## Requirement
Count the lines in the data below where the string "circle" occurs, please, and give the number alone.

** START OF Material provided **

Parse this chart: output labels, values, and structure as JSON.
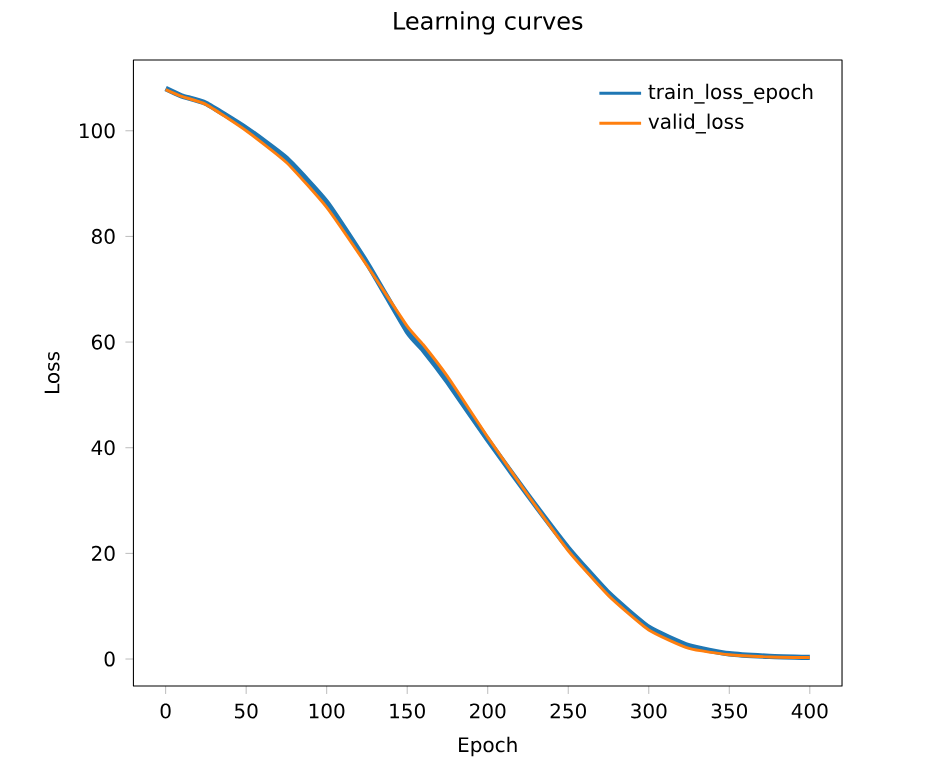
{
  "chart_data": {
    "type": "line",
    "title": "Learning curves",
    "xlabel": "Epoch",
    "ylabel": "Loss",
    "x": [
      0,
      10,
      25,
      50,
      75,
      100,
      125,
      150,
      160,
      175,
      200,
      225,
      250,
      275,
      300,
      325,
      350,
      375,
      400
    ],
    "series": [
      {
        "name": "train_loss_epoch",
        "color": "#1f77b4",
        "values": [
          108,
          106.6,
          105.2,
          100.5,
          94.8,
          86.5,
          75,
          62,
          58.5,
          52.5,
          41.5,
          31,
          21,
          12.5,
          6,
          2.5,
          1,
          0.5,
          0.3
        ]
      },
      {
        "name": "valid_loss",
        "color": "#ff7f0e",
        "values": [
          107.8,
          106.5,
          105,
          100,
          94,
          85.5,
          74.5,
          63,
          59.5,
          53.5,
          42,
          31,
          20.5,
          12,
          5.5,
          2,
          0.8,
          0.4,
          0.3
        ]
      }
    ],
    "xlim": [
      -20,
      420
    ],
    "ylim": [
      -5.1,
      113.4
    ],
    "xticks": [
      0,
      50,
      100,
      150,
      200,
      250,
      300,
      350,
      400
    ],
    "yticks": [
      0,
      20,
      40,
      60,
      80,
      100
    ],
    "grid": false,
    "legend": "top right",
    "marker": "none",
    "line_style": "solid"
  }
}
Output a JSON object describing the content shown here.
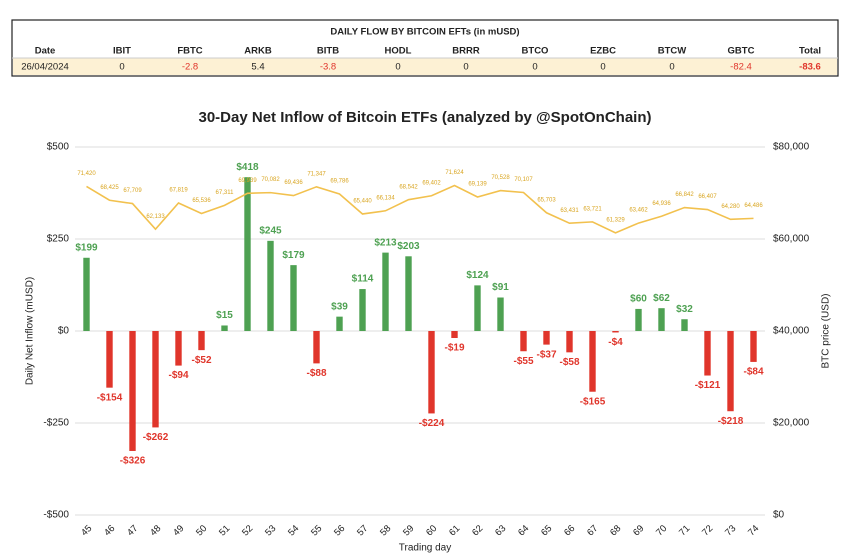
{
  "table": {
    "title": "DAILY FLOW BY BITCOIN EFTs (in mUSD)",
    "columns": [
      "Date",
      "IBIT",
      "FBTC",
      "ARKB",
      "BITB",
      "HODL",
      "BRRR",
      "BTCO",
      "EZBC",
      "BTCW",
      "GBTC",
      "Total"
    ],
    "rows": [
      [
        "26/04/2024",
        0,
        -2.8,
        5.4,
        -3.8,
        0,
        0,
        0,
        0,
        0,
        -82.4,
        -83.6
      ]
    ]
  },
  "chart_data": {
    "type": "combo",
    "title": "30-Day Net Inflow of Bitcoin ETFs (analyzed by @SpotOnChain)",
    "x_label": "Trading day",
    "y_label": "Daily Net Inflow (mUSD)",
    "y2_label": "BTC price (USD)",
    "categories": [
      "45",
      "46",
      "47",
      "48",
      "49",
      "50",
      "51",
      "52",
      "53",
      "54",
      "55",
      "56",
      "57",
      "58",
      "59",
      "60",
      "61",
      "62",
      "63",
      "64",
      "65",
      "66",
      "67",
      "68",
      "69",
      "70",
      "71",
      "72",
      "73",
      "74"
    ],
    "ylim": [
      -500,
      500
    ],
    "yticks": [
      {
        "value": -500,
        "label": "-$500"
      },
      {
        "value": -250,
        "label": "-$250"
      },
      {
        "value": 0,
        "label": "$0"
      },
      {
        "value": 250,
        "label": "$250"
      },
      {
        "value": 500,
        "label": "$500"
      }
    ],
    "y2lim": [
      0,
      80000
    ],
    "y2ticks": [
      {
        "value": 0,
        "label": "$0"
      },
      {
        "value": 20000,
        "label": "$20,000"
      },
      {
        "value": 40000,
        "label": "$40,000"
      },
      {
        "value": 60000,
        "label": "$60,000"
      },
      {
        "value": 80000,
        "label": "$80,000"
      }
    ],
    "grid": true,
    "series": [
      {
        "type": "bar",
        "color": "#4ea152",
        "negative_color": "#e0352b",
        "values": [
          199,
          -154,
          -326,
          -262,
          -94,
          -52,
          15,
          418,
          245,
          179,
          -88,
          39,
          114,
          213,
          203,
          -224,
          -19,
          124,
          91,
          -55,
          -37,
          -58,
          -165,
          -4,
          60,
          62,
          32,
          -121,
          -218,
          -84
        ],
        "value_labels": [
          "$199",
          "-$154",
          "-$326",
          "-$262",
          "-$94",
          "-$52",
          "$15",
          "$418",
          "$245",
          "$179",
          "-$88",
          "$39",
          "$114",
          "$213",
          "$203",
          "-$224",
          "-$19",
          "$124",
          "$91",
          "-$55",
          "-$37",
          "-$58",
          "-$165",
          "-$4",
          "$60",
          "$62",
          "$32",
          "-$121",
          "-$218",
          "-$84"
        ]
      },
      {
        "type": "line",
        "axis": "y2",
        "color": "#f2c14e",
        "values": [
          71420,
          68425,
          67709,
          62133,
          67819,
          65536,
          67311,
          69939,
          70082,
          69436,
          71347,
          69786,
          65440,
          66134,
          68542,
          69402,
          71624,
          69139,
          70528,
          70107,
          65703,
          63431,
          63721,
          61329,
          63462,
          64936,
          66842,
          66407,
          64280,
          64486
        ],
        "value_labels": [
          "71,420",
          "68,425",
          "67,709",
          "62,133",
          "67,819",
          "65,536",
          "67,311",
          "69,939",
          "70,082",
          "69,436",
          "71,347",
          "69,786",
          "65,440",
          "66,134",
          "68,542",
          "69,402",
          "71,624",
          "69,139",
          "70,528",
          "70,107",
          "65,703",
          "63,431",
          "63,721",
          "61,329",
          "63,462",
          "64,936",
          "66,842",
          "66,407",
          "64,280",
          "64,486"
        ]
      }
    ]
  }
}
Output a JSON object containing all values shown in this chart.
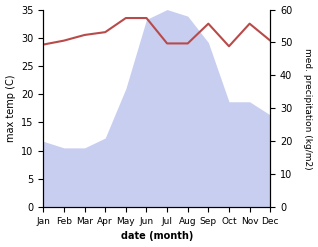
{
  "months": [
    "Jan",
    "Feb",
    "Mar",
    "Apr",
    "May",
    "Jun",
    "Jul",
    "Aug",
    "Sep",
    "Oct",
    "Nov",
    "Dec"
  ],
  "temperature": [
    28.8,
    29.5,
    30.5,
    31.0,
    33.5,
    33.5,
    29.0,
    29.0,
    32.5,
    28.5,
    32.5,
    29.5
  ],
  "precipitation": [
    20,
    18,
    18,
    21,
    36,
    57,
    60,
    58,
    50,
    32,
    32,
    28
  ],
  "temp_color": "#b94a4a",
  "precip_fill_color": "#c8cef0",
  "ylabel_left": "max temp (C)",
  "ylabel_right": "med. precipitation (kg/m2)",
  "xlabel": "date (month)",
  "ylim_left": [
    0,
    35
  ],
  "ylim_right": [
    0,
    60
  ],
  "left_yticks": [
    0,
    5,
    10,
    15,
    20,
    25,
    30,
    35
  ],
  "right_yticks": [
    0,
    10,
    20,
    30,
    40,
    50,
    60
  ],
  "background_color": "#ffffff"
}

** END OF Material provided **
** START OF Material provided **

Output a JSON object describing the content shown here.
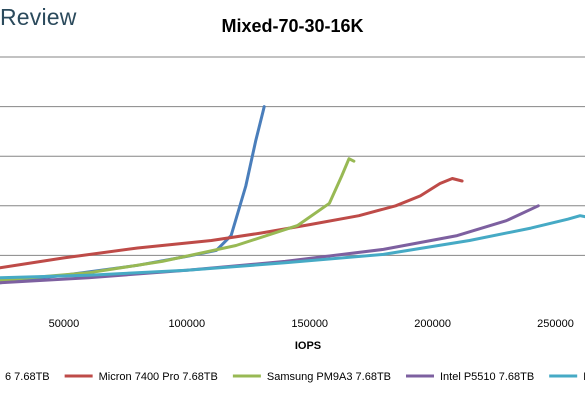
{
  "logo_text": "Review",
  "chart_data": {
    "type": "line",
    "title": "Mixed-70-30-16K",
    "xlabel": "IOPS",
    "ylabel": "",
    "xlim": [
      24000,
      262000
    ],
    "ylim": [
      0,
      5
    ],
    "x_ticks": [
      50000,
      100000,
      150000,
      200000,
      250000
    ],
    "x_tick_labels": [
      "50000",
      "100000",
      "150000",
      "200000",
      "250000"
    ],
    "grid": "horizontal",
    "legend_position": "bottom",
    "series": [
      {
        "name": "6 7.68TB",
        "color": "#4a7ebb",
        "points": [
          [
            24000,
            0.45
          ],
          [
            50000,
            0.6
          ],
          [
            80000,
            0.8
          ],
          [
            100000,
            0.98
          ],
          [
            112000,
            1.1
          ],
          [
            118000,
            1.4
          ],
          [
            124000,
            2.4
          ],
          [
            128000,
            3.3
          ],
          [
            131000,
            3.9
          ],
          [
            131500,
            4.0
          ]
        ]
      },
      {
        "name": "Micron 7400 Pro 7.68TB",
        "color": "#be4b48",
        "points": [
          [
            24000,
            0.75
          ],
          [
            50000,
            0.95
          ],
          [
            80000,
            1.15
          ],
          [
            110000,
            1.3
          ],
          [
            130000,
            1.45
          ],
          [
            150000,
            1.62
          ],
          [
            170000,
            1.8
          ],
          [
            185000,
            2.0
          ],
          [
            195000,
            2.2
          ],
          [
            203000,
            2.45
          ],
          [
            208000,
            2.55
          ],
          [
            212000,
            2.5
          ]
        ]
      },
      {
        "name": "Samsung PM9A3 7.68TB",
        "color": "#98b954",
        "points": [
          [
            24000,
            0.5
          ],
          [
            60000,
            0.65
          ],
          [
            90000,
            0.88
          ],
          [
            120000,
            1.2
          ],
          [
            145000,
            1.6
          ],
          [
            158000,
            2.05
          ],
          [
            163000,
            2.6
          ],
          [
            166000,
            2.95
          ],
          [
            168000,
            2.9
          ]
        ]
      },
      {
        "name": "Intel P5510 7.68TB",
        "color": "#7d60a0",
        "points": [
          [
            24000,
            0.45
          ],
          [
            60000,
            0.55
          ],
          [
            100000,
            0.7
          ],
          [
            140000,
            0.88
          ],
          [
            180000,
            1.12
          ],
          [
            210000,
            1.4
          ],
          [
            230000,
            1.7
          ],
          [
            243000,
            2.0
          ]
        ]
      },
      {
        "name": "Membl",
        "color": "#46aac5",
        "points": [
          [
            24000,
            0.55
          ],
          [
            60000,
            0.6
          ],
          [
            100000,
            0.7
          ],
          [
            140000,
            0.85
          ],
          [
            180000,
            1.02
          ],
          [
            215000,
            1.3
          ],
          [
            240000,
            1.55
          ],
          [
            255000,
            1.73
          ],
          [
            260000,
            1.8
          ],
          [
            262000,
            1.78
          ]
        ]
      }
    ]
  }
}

** END OF Material provided **
** START OF Material provided **

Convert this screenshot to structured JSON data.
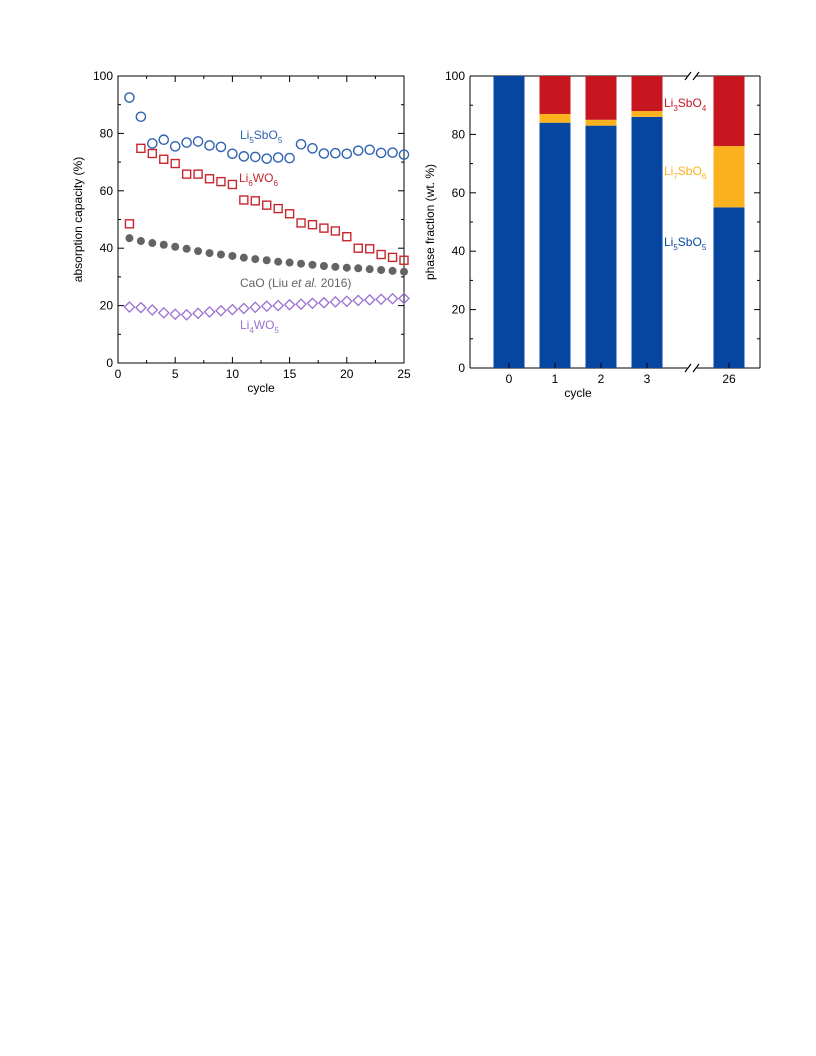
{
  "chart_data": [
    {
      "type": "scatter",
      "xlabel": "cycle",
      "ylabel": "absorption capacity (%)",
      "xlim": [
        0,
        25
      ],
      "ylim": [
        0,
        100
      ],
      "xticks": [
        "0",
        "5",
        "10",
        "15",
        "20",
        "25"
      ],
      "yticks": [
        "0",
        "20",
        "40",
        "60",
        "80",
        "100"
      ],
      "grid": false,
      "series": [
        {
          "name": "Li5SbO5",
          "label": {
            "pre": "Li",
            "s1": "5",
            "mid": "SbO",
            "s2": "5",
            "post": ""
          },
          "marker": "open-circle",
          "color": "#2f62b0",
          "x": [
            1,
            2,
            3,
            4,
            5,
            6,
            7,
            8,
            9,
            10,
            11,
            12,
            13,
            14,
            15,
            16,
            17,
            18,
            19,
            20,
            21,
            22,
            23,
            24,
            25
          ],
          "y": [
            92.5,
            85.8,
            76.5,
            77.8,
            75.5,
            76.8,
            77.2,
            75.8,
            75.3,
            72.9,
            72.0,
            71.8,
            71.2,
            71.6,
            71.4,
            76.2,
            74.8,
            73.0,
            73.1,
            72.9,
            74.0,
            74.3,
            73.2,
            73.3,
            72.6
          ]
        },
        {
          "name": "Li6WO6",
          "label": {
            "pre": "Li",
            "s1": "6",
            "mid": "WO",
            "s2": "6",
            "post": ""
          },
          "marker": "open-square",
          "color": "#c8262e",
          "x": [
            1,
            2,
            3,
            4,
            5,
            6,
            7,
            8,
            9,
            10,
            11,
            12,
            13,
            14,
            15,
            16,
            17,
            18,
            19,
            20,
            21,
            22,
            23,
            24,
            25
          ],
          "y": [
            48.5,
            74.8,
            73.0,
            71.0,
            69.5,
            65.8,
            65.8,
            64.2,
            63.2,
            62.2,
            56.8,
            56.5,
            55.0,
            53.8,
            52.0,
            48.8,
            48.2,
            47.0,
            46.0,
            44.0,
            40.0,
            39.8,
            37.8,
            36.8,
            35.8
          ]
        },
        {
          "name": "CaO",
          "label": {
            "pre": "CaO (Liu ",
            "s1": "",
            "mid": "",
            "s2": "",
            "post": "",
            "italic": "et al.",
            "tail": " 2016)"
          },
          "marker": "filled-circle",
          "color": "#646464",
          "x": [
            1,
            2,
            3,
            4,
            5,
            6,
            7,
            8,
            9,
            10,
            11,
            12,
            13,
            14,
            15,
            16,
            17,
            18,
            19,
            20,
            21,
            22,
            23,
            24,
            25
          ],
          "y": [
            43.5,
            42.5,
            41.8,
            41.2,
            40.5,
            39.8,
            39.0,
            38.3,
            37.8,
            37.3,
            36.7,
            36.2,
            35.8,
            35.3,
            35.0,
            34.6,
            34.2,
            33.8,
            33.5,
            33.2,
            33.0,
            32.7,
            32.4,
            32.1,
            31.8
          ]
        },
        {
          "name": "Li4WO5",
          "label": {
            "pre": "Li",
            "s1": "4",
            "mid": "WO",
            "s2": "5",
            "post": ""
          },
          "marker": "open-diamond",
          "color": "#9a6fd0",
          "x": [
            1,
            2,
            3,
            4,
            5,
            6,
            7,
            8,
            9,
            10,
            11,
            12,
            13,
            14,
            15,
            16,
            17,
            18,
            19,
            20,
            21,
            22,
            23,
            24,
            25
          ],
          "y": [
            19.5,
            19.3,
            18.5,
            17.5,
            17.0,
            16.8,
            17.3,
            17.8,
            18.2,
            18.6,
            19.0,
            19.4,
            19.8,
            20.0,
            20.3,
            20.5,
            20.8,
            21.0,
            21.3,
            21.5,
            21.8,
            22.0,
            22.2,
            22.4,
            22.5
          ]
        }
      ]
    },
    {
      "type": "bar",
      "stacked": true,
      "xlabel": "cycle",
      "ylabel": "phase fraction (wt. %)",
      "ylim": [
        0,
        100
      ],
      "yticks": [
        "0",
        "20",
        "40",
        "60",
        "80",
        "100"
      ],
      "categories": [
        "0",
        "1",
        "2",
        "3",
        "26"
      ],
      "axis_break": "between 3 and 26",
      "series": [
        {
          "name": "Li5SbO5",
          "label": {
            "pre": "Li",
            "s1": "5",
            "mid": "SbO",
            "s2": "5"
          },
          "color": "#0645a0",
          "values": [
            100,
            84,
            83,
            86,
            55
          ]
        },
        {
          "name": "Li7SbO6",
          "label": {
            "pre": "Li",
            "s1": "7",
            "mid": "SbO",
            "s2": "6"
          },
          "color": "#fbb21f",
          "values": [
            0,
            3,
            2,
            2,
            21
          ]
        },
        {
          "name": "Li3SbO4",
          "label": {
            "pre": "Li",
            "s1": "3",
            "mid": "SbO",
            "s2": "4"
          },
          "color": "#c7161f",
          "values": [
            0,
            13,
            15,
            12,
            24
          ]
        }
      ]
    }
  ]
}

** END OF Material provided **

## Result
2